* Start *

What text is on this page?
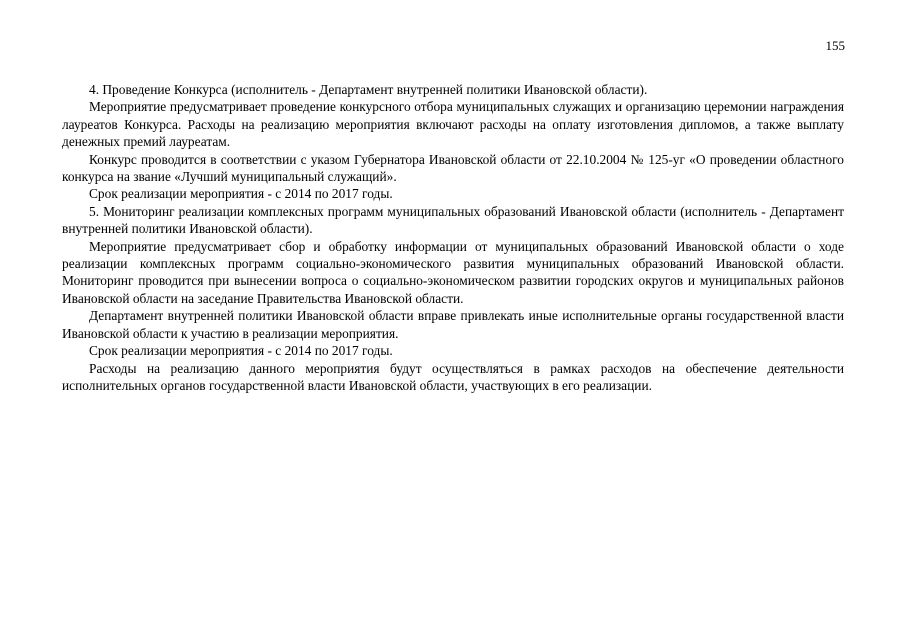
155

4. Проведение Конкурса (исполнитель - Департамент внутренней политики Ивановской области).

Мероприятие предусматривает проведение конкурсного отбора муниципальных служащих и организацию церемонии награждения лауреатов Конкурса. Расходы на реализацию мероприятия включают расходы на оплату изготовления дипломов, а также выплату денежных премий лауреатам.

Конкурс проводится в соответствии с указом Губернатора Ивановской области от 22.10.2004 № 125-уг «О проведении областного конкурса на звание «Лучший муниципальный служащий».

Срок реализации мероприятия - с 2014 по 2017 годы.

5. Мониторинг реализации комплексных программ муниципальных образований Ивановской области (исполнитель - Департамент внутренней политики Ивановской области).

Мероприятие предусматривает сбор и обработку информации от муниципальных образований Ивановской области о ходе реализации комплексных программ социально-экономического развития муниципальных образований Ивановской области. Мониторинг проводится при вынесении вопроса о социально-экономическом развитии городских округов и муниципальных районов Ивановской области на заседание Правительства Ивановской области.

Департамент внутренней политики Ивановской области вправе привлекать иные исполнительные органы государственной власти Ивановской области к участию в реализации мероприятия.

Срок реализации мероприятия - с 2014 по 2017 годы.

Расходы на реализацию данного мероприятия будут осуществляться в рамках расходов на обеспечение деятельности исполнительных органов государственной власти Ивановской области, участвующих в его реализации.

* End *
* Start *

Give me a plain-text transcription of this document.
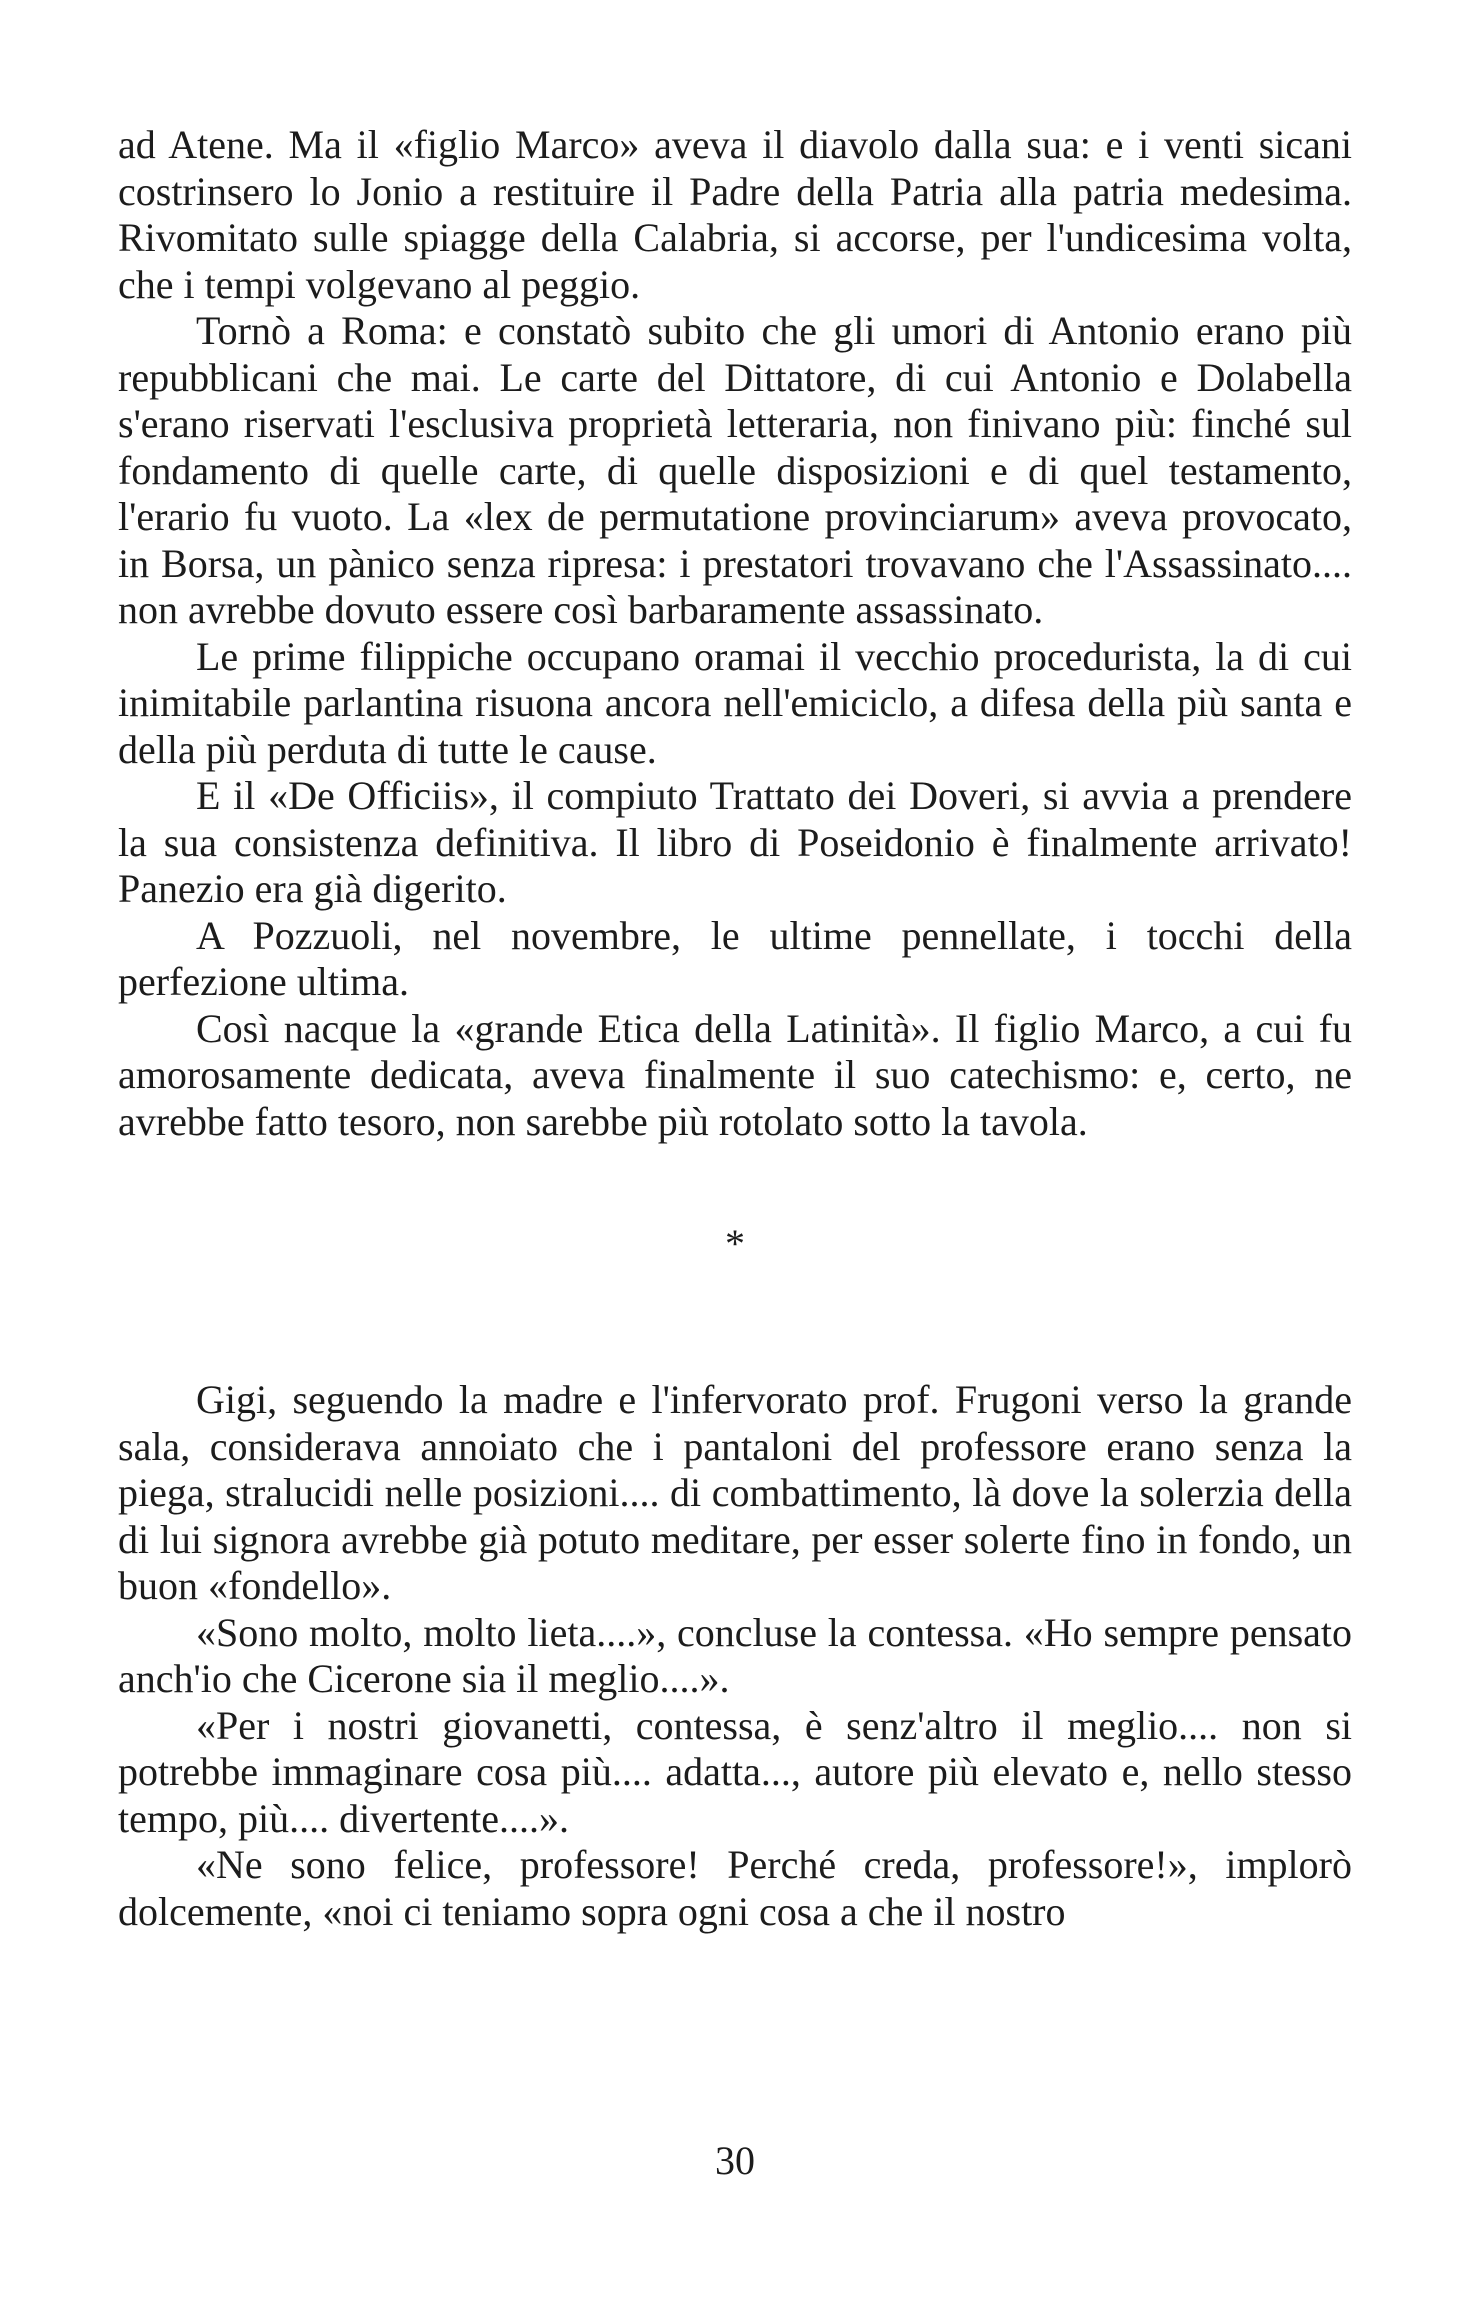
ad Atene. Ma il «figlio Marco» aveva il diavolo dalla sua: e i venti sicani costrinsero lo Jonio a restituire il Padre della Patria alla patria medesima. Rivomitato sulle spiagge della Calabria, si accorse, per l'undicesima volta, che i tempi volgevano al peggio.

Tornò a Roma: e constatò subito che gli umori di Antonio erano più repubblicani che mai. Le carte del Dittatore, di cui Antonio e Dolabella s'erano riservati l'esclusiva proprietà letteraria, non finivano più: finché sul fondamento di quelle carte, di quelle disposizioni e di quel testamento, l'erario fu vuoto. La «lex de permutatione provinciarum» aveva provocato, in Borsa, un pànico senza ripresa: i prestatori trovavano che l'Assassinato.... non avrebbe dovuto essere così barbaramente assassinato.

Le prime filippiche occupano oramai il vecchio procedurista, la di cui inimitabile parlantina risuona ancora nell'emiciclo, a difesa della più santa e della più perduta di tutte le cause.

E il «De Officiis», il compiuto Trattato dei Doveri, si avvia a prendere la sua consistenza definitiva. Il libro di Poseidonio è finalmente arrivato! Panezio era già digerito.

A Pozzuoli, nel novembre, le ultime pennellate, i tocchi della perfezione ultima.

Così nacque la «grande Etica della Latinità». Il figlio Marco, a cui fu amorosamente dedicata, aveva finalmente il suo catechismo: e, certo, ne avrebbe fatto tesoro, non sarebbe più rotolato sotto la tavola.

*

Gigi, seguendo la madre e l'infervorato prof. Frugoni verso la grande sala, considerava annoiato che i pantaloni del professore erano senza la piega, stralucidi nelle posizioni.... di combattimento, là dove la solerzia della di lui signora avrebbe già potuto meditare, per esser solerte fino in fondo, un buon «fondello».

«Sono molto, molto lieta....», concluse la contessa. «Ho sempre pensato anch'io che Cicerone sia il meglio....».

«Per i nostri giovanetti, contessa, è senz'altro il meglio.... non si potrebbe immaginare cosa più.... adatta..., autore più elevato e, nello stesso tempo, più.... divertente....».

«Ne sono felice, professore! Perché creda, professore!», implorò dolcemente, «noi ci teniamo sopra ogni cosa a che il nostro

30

* End *

▶ _Job_:
Check each line of the records for "области" and copy the ones that contain it.

▶ _Answer for this exercise_:
4. Проведение Конкурса (исполнитель - Департамент внутренней политики Ивановской области).
Конкурс проводится в соответствии с указом Губернатора Ивановской области от 22.10.2004 № 125-уг «О проведении областного конкурса на звание «Лучший муниципальный служащий».
5. Мониторинг реализации комплексных программ муниципальных образований Ивановской области (исполнитель - Департамент внутренней политики Ивановской области).
Мероприятие предусматривает сбор и обработку информации от муниципальных образований Ивановской области о ходе реализации комплексных программ социально-экономического развития муниципальных образований Ивановской области. Мониторинг проводится при вынесении вопроса о социально-экономическом развитии городских округов и муниципальных районов Ивановской области на заседание Правительства Ивановской области.
Департамент внутренней политики Ивановской области вправе привлекать иные исполнительные органы государственной власти Ивановской области к участию в реализации мероприятия.
Расходы на реализацию данного мероприятия будут осуществляться в рамках расходов на обеспечение деятельности исполнительных органов государственной власти Ивановской области, участвующих в его реализации.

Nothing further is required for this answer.